• _Problem requirements_: Return the material below in full and exactly.

• _Task data_:
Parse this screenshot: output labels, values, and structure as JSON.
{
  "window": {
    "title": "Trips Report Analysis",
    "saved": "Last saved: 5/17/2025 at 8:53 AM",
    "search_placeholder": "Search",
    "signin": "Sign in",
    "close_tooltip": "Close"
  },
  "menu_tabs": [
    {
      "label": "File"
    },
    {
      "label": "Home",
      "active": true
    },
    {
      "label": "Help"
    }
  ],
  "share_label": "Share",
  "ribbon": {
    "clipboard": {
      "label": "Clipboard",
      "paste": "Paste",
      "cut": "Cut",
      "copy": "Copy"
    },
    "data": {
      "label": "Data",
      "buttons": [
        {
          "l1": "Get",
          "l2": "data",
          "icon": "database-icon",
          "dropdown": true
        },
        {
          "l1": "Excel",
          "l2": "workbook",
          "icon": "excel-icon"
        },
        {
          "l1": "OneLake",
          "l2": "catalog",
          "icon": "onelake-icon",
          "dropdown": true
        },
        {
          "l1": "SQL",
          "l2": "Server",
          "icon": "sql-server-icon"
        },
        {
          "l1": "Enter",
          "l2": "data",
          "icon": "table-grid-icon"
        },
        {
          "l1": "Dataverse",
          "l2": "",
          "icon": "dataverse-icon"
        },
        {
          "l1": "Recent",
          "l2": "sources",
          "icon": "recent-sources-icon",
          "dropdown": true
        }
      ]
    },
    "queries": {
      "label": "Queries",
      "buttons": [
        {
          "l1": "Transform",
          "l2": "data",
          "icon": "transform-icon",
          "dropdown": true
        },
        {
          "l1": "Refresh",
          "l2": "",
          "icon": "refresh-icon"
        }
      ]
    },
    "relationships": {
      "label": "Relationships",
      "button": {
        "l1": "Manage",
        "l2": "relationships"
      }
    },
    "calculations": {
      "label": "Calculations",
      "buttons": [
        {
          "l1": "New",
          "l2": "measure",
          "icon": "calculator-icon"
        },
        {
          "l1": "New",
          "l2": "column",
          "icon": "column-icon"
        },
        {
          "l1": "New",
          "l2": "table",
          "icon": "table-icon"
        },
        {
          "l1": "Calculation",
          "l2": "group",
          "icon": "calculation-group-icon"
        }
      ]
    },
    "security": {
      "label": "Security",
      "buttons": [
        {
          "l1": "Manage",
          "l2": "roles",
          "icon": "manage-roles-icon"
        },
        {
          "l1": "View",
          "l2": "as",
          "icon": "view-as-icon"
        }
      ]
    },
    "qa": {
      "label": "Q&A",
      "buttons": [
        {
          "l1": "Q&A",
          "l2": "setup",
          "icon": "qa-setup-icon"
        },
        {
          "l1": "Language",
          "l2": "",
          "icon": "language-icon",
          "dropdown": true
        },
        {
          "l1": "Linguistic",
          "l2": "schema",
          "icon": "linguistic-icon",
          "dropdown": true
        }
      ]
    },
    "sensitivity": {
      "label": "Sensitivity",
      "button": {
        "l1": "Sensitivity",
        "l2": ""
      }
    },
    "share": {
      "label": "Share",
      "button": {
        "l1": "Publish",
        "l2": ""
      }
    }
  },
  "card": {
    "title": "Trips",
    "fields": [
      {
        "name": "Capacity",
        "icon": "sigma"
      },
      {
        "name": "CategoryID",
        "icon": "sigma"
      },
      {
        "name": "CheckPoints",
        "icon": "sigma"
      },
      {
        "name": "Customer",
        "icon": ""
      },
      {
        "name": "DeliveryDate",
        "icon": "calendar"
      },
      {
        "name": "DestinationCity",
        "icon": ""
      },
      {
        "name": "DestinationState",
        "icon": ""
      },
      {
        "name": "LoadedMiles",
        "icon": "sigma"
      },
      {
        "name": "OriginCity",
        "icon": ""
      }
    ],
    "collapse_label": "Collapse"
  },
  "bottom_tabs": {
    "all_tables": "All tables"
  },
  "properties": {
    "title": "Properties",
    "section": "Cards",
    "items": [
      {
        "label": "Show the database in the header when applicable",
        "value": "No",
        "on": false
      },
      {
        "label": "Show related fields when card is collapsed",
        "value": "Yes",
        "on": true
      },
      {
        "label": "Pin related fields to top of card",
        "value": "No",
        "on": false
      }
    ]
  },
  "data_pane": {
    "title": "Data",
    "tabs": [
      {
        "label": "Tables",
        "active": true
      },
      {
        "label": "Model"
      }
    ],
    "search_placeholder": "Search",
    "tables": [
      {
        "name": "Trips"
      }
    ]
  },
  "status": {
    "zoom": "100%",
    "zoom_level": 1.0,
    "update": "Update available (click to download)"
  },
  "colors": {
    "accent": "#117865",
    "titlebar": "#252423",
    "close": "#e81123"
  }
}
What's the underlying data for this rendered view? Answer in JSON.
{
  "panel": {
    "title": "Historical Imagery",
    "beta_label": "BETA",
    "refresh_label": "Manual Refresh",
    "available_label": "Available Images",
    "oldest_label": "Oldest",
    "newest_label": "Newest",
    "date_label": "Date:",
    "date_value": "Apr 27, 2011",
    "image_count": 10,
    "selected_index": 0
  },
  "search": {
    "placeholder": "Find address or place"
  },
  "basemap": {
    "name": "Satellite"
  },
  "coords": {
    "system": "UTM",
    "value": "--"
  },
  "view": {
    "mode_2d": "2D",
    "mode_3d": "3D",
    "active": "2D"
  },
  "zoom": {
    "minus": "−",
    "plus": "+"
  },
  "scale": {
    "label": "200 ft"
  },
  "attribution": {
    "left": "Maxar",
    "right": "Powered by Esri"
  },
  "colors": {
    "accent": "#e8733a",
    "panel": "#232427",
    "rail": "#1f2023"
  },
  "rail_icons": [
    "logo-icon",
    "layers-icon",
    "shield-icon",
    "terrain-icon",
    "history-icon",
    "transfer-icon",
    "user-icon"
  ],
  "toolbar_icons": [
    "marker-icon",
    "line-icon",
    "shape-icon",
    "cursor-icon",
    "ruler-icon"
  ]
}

• _Exercise answer_:
Parse this screenshot: output labels, values, and structure as JSON.
{
  "window": {
    "title": "Trips Report Analysis",
    "saved": "Last saved: 5/17/2025 at 8:53 AM",
    "search_placeholder": "Search",
    "signin": "Sign in",
    "close_tooltip": "Close"
  },
  "menu_tabs": [
    {
      "label": "File"
    },
    {
      "label": "Home",
      "active": true
    },
    {
      "label": "Help"
    }
  ],
  "share_label": "Share",
  "ribbon": {
    "clipboard": {
      "label": "Clipboard",
      "paste": "Paste",
      "cut": "Cut",
      "copy": "Copy"
    },
    "data": {
      "label": "Data",
      "buttons": [
        {
          "l1": "Get",
          "l2": "data",
          "icon": "database-icon",
          "dropdown": true
        },
        {
          "l1": "Excel",
          "l2": "workbook",
          "icon": "excel-icon"
        },
        {
          "l1": "OneLake",
          "l2": "catalog",
          "icon": "onelake-icon",
          "dropdown": true
        },
        {
          "l1": "SQL",
          "l2": "Server",
          "icon": "sql-server-icon"
        },
        {
          "l1": "Enter",
          "l2": "data",
          "icon": "table-grid-icon"
        },
        {
          "l1": "Dataverse",
          "l2": "",
          "icon": "dataverse-icon"
        },
        {
          "l1": "Recent",
          "l2": "sources",
          "icon": "recent-sources-icon",
          "dropdown": true
        }
      ]
    },
    "queries": {
      "label": "Queries",
      "buttons": [
        {
          "l1": "Transform",
          "l2": "data",
          "icon": "transform-icon",
          "dropdown": true
        },
        {
          "l1": "Refresh",
          "l2": "",
          "icon": "refresh-icon"
        }
      ]
    },
    "relationships": {
      "label": "Relationships",
      "button": {
        "l1": "Manage",
        "l2": "relationships"
      }
    },
    "calculations": {
      "label": "Calculations",
      "buttons": [
        {
          "l1": "New",
          "l2": "measure",
          "icon": "calculator-icon"
        },
        {
          "l1": "New",
          "l2": "column",
          "icon": "column-icon"
        },
        {
          "l1": "New",
          "l2": "table",
          "icon": "table-icon"
        },
        {
          "l1": "Calculation",
          "l2": "group",
          "icon": "calculation-group-icon"
        }
      ]
    },
    "security": {
      "label": "Security",
      "buttons": [
        {
          "l1": "Manage",
          "l2": "roles",
          "icon": "manage-roles-icon"
        },
        {
          "l1": "View",
          "l2": "as",
          "icon": "view-as-icon"
        }
      ]
    },
    "qa": {
      "label": "Q&A",
      "buttons": [
        {
          "l1": "Q&A",
          "l2": "setup",
          "icon": "qa-setup-icon"
        },
        {
          "l1": "Language",
          "l2": "",
          "icon": "language-icon",
          "dropdown": true
        },
        {
          "l1": "Linguistic",
          "l2": "schema",
          "icon": "linguistic-icon",
          "dropdown": true
        }
      ]
    },
    "sensitivity": {
      "label": "Sensitivity",
      "button": {
        "l1": "Sensitivity",
        "l2": ""
      }
    },
    "share": {
      "label": "Share",
      "button": {
        "l1": "Publish",
        "l2": ""
      }
    }
  },
  "card": {
    "title": "Trips",
    "fields": [
      {
        "name": "Capacity",
        "icon": "sigma"
      },
      {
        "name": "CategoryID",
        "icon": "sigma"
      },
      {
        "name": "CheckPoints",
        "icon": "sigma"
      },
      {
        "name": "Customer",
        "icon": ""
      },
      {
        "name": "DeliveryDate",
        "icon": "calendar"
      },
      {
        "name": "DestinationCity",
        "icon": ""
      },
      {
        "name": "DestinationState",
        "icon": ""
      },
      {
        "name": "LoadedMiles",
        "icon": "sigma"
      },
      {
        "name": "OriginCity",
        "icon": ""
      }
    ],
    "collapse_label": "Collapse"
  },
  "bottom_tabs": {
    "all_tables": "All tables"
  },
  "properties": {
    "title": "Properties",
    "section": "Cards",
    "items": [
      {
        "label": "Show the database in the header when applicable",
        "value": "No",
        "on": false
      },
      {
        "label": "Show related fields when card is collapsed",
        "value": "Yes",
        "on": true
      },
      {
        "label": "Pin related fields to top of card",
        "value": "No",
        "on": false
      }
    ]
  },
  "data_pane": {
    "title": "Data",
    "tabs": [
      {
        "label": "Tables",
        "active": true
      },
      {
        "label": "Model"
      }
    ],
    "search_placeholder": "Search",
    "tables": [
      {
        "name": "Trips"
      }
    ]
  },
  "status": {
    "zoom": "100%",
    "zoom_level": 1.0,
    "update": "Update available (click to download)"
  },
  "colors": {
    "accent": "#117865",
    "titlebar": "#252423",
    "close": "#e81123"
  }
}
What's the underlying data for this rendered view? Answer in JSON.
{
  "panel": {
    "title": "Historical Imagery",
    "beta_label": "BETA",
    "refresh_label": "Manual Refresh",
    "available_label": "Available Images",
    "oldest_label": "Oldest",
    "newest_label": "Newest",
    "date_label": "Date:",
    "date_value": "Apr 27, 2011",
    "image_count": 10,
    "selected_index": 0
  },
  "search": {
    "placeholder": "Find address or place"
  },
  "basemap": {
    "name": "Satellite"
  },
  "coords": {
    "system": "UTM",
    "value": "--"
  },
  "view": {
    "mode_2d": "2D",
    "mode_3d": "3D",
    "active": "2D"
  },
  "zoom": {
    "minus": "−",
    "plus": "+"
  },
  "scale": {
    "label": "200 ft"
  },
  "attribution": {
    "left": "Maxar",
    "right": "Powered by Esri"
  },
  "colors": {
    "accent": "#e8733a",
    "panel": "#232427",
    "rail": "#1f2023"
  },
  "rail_icons": [
    "logo-icon",
    "layers-icon",
    "shield-icon",
    "terrain-icon",
    "history-icon",
    "transfer-icon",
    "user-icon"
  ],
  "toolbar_icons": [
    "marker-icon",
    "line-icon",
    "shape-icon",
    "cursor-icon",
    "ruler-icon"
  ]
}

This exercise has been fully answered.